Material for this task:
::::::

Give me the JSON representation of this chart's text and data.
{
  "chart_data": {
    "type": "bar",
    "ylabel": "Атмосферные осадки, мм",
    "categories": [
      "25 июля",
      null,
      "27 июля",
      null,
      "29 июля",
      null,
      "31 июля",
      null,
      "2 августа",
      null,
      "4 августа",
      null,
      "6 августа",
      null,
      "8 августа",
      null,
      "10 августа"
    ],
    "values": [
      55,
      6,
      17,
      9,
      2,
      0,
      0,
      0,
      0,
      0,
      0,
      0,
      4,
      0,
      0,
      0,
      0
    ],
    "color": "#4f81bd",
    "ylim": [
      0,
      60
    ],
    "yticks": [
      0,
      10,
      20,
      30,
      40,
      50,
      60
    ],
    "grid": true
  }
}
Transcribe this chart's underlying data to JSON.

::::::

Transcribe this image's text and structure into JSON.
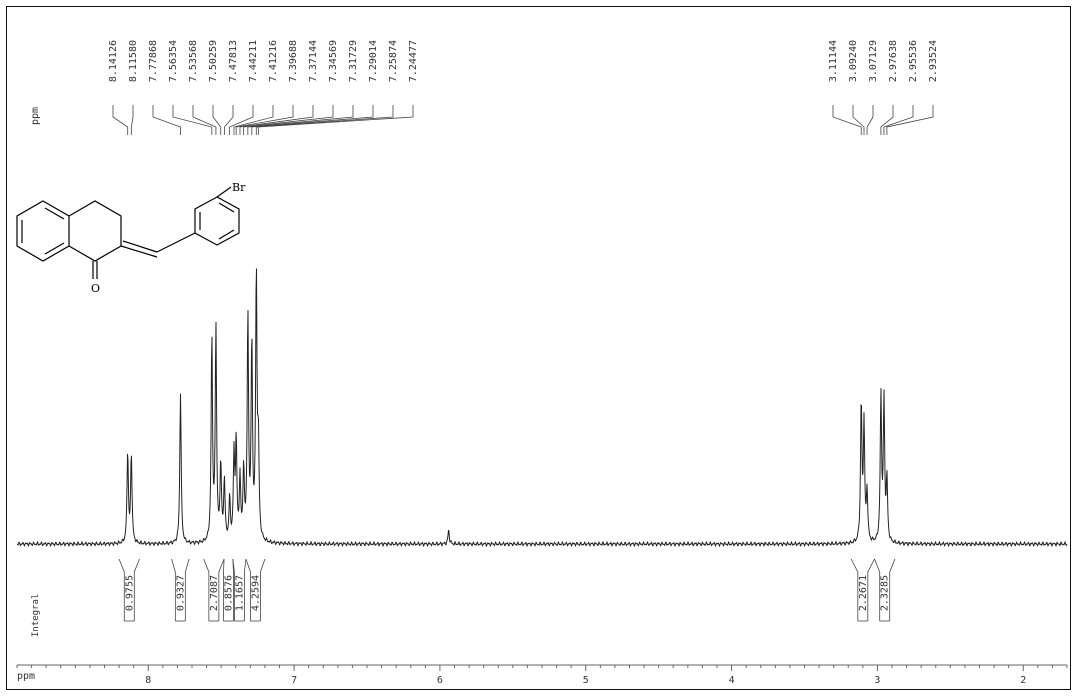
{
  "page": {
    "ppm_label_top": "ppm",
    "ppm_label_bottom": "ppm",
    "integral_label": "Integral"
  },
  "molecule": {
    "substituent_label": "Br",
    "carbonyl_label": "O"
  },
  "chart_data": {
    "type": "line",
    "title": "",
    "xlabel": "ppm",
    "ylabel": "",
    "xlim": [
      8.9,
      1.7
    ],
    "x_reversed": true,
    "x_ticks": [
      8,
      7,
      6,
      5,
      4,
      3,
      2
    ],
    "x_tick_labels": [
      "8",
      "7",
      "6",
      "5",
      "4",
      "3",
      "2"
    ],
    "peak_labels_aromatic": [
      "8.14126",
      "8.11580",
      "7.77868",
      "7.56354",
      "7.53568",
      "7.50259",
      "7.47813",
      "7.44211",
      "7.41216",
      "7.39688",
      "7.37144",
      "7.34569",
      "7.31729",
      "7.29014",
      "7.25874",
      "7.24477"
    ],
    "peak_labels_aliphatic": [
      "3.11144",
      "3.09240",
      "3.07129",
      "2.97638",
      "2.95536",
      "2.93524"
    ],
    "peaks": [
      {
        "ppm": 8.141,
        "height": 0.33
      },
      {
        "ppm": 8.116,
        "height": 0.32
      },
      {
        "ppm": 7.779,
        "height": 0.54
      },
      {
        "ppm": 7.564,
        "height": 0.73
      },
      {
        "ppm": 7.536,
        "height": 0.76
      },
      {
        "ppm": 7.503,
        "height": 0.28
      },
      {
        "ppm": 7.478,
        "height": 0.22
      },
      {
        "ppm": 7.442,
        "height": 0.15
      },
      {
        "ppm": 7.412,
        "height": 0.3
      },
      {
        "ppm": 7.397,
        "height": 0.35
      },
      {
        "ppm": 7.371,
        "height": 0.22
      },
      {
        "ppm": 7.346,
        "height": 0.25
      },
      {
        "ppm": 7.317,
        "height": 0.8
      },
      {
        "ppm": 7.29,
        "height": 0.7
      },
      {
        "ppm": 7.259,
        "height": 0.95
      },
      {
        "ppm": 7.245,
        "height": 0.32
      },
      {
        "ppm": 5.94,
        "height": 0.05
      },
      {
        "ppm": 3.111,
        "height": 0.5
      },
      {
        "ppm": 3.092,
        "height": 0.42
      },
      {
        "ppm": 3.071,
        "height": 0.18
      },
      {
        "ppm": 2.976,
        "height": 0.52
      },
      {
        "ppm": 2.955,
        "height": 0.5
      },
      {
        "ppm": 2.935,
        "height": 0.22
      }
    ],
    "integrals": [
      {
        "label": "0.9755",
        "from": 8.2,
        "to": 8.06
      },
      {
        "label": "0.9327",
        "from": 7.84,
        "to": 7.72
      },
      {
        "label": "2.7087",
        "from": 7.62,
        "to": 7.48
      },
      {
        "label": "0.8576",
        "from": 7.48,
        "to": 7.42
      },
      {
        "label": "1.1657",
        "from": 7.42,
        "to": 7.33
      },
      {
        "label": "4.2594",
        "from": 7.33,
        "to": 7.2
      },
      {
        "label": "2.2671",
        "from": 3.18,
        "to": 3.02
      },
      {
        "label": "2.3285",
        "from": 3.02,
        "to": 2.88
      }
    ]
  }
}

::::::

Short task:
Using the entries above, give again exactly the lines from the line holding "Give me the" through the line holding "Transcribe this chart's". Include both end lines and nothing else.

Answer for this exercise:
Give me the JSON representation of this chart's text and data.
{
  "chart_data": {
    "type": "bar",
    "ylabel": "Атмосферные осадки, мм",
    "categories": [
      "25 июля",
      null,
      "27 июля",
      null,
      "29 июля",
      null,
      "31 июля",
      null,
      "2 августа",
      null,
      "4 августа",
      null,
      "6 августа",
      null,
      "8 августа",
      null,
      "10 августа"
    ],
    "values": [
      55,
      6,
      17,
      9,
      2,
      0,
      0,
      0,
      0,
      0,
      0,
      0,
      4,
      0,
      0,
      0,
      0
    ],
    "color": "#4f81bd",
    "ylim": [
      0,
      60
    ],
    "yticks": [
      0,
      10,
      20,
      30,
      40,
      50,
      60
    ],
    "grid": true
  }
}
Transcribe this chart's underlying data to JSON.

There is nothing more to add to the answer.